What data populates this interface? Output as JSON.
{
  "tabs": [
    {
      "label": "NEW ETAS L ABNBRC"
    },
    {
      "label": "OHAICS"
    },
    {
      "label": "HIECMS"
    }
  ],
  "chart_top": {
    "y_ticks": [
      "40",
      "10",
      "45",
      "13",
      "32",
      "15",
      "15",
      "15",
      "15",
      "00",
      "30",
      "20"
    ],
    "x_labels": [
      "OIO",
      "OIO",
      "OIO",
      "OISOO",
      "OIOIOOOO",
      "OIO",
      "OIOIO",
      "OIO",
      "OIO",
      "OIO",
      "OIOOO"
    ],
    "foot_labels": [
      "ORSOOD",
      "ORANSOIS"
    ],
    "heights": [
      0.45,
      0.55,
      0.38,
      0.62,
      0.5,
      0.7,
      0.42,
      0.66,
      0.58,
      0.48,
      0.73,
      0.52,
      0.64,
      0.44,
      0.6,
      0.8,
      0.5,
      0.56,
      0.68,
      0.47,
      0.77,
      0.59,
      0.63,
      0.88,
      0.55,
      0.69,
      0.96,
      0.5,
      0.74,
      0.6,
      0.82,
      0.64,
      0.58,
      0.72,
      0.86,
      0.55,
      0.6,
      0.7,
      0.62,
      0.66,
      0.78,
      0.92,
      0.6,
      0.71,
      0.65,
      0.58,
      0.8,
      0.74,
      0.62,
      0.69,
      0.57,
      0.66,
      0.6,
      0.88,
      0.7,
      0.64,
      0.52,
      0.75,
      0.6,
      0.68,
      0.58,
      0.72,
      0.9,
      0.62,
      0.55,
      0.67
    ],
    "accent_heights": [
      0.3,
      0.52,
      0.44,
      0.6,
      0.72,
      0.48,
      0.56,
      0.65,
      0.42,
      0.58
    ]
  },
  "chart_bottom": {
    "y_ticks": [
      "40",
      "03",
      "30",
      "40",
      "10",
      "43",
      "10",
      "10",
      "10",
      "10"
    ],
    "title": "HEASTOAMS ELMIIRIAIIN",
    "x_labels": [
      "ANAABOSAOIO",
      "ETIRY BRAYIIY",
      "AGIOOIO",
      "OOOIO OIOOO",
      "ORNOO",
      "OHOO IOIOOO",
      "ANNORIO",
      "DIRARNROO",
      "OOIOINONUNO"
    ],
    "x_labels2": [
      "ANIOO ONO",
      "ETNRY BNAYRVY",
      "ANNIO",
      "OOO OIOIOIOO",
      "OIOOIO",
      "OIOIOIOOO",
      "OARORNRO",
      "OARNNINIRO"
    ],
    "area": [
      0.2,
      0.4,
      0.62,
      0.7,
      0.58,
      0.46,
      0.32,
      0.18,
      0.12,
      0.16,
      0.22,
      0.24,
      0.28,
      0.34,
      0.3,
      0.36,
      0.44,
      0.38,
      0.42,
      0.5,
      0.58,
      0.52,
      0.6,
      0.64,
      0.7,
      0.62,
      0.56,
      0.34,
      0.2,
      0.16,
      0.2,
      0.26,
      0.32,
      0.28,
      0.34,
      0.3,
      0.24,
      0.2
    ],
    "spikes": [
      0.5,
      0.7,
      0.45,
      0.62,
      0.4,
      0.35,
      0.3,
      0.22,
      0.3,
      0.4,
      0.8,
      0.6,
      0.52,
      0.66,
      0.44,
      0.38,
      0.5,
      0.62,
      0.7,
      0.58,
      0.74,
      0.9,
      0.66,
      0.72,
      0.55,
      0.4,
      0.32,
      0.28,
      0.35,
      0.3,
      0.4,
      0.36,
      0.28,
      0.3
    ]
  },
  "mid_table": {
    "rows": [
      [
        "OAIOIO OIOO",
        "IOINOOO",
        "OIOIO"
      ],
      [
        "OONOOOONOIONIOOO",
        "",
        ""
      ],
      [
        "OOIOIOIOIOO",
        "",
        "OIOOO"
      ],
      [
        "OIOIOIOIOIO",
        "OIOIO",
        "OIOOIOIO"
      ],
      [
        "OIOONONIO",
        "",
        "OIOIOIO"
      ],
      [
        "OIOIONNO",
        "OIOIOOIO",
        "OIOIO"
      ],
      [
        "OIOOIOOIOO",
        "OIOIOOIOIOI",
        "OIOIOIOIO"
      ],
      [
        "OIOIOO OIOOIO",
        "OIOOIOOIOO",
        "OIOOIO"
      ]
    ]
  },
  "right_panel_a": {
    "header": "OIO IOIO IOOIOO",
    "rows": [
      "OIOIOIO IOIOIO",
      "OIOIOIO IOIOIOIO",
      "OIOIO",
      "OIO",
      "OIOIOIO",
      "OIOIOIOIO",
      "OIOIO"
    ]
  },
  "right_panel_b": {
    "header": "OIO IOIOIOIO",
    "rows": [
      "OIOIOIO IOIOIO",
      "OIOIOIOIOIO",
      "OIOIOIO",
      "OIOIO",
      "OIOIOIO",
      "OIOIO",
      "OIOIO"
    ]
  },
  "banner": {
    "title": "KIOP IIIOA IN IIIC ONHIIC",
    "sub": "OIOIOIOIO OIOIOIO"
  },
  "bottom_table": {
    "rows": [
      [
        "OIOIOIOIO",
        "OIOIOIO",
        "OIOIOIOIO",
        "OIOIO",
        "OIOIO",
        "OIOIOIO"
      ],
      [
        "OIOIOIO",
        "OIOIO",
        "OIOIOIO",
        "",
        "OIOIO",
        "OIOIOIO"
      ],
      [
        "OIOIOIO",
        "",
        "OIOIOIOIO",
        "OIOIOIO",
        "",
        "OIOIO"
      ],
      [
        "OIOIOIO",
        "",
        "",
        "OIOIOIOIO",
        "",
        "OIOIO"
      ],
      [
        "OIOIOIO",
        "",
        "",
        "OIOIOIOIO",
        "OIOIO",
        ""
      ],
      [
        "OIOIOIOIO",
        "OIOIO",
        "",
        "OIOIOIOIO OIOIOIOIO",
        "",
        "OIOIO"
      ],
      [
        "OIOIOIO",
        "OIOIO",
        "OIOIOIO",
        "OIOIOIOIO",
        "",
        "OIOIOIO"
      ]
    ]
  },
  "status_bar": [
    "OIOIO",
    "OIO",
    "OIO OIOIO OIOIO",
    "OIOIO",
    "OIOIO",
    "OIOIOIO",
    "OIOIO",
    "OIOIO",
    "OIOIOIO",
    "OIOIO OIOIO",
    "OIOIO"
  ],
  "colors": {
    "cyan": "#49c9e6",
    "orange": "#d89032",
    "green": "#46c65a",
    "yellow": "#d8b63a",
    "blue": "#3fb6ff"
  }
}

=-=-=

WHAT TO WORK ON -
Reproduce all of the records exactly.

EXERCISE ANSWER -
What data populates this interface? Output as JSON.
{
  "tabs": [
    {
      "label": "NEW ETAS L ABNBRC"
    },
    {
      "label": "OHAICS"
    },
    {
      "label": "HIECMS"
    }
  ],
  "chart_top": {
    "y_ticks": [
      "40",
      "10",
      "45",
      "13",
      "32",
      "15",
      "15",
      "15",
      "15",
      "00",
      "30",
      "20"
    ],
    "x_labels": [
      "OIO",
      "OIO",
      "OIO",
      "OISOO",
      "OIOIOOOO",
      "OIO",
      "OIOIO",
      "OIO",
      "OIO",
      "OIO",
      "OIOOO"
    ],
    "foot_labels": [
      "ORSOOD",
      "ORANSOIS"
    ],
    "heights": [
      0.45,
      0.55,
      0.38,
      0.62,
      0.5,
      0.7,
      0.42,
      0.66,
      0.58,
      0.48,
      0.73,
      0.52,
      0.64,
      0.44,
      0.6,
      0.8,
      0.5,
      0.56,
      0.68,
      0.47,
      0.77,
      0.59,
      0.63,
      0.88,
      0.55,
      0.69,
      0.96,
      0.5,
      0.74,
      0.6,
      0.82,
      0.64,
      0.58,
      0.72,
      0.86,
      0.55,
      0.6,
      0.7,
      0.62,
      0.66,
      0.78,
      0.92,
      0.6,
      0.71,
      0.65,
      0.58,
      0.8,
      0.74,
      0.62,
      0.69,
      0.57,
      0.66,
      0.6,
      0.88,
      0.7,
      0.64,
      0.52,
      0.75,
      0.6,
      0.68,
      0.58,
      0.72,
      0.9,
      0.62,
      0.55,
      0.67
    ],
    "accent_heights": [
      0.3,
      0.52,
      0.44,
      0.6,
      0.72,
      0.48,
      0.56,
      0.65,
      0.42,
      0.58
    ]
  },
  "chart_bottom": {
    "y_ticks": [
      "40",
      "03",
      "30",
      "40",
      "10",
      "43",
      "10",
      "10",
      "10",
      "10"
    ],
    "title": "HEASTOAMS ELMIIRIAIIN",
    "x_labels": [
      "ANAABOSAOIO",
      "ETIRY BRAYIIY",
      "AGIOOIO",
      "OOOIO OIOOO",
      "ORNOO",
      "OHOO IOIOOO",
      "ANNORIO",
      "DIRARNROO",
      "OOIOINONUNO"
    ],
    "x_labels2": [
      "ANIOO ONO",
      "ETNRY BNAYRVY",
      "ANNIO",
      "OOO OIOIOIOO",
      "OIOOIO",
      "OIOIOIOOO",
      "OARORNRO",
      "OARNNINIRO"
    ],
    "area": [
      0.2,
      0.4,
      0.62,
      0.7,
      0.58,
      0.46,
      0.32,
      0.18,
      0.12,
      0.16,
      0.22,
      0.24,
      0.28,
      0.34,
      0.3,
      0.36,
      0.44,
      0.38,
      0.42,
      0.5,
      0.58,
      0.52,
      0.6,
      0.64,
      0.7,
      0.62,
      0.56,
      0.34,
      0.2,
      0.16,
      0.2,
      0.26,
      0.32,
      0.28,
      0.34,
      0.3,
      0.24,
      0.2
    ],
    "spikes": [
      0.5,
      0.7,
      0.45,
      0.62,
      0.4,
      0.35,
      0.3,
      0.22,
      0.3,
      0.4,
      0.8,
      0.6,
      0.52,
      0.66,
      0.44,
      0.38,
      0.5,
      0.62,
      0.7,
      0.58,
      0.74,
      0.9,
      0.66,
      0.72,
      0.55,
      0.4,
      0.32,
      0.28,
      0.35,
      0.3,
      0.4,
      0.36,
      0.28,
      0.3
    ]
  },
  "mid_table": {
    "rows": [
      [
        "OAIOIO OIOO",
        "IOINOOO",
        "OIOIO"
      ],
      [
        "OONOOOONOIONIOOO",
        "",
        ""
      ],
      [
        "OOIOIOIOIOO",
        "",
        "OIOOO"
      ],
      [
        "OIOIOIOIOIO",
        "OIOIO",
        "OIOOIOIO"
      ],
      [
        "OIOONONIO",
        "",
        "OIOIOIO"
      ],
      [
        "OIOIONNO",
        "OIOIOOIO",
        "OIOIO"
      ],
      [
        "OIOOIOOIOO",
        "OIOIOOIOIOI",
        "OIOIOIOIO"
      ],
      [
        "OIOIOO OIOOIO",
        "OIOOIOOIOO",
        "OIOOIO"
      ]
    ]
  },
  "right_panel_a": {
    "header": "OIO IOIO IOOIOO",
    "rows": [
      "OIOIOIO IOIOIO",
      "OIOIOIO IOIOIOIO",
      "OIOIO",
      "OIO",
      "OIOIOIO",
      "OIOIOIOIO",
      "OIOIO"
    ]
  },
  "right_panel_b": {
    "header": "OIO IOIOIOIO",
    "rows": [
      "OIOIOIO IOIOIO",
      "OIOIOIOIOIO",
      "OIOIOIO",
      "OIOIO",
      "OIOIOIO",
      "OIOIO",
      "OIOIO"
    ]
  },
  "banner": {
    "title": "KIOP IIIOA IN IIIC ONHIIC",
    "sub": "OIOIOIOIO OIOIOIO"
  },
  "bottom_table": {
    "rows": [
      [
        "OIOIOIOIO",
        "OIOIOIO",
        "OIOIOIOIO",
        "OIOIO",
        "OIOIO",
        "OIOIOIO"
      ],
      [
        "OIOIOIO",
        "OIOIO",
        "OIOIOIO",
        "",
        "OIOIO",
        "OIOIOIO"
      ],
      [
        "OIOIOIO",
        "",
        "OIOIOIOIO",
        "OIOIOIO",
        "",
        "OIOIO"
      ],
      [
        "OIOIOIO",
        "",
        "",
        "OIOIOIOIO",
        "",
        "OIOIO"
      ],
      [
        "OIOIOIO",
        "",
        "",
        "OIOIOIOIO",
        "OIOIO",
        ""
      ],
      [
        "OIOIOIOIO",
        "OIOIO",
        "",
        "OIOIOIOIO OIOIOIOIO",
        "",
        "OIOIO"
      ],
      [
        "OIOIOIO",
        "OIOIO",
        "OIOIOIO",
        "OIOIOIOIO",
        "",
        "OIOIOIO"
      ]
    ]
  },
  "status_bar": [
    "OIOIO",
    "OIO",
    "OIO OIOIO OIOIO",
    "OIOIO",
    "OIOIO",
    "OIOIOIO",
    "OIOIO",
    "OIOIO",
    "OIOIOIO",
    "OIOIO OIOIO",
    "OIOIO"
  ],
  "colors": {
    "cyan": "#49c9e6",
    "orange": "#d89032",
    "green": "#46c65a",
    "yellow": "#d8b63a",
    "blue": "#3fb6ff"
  }
}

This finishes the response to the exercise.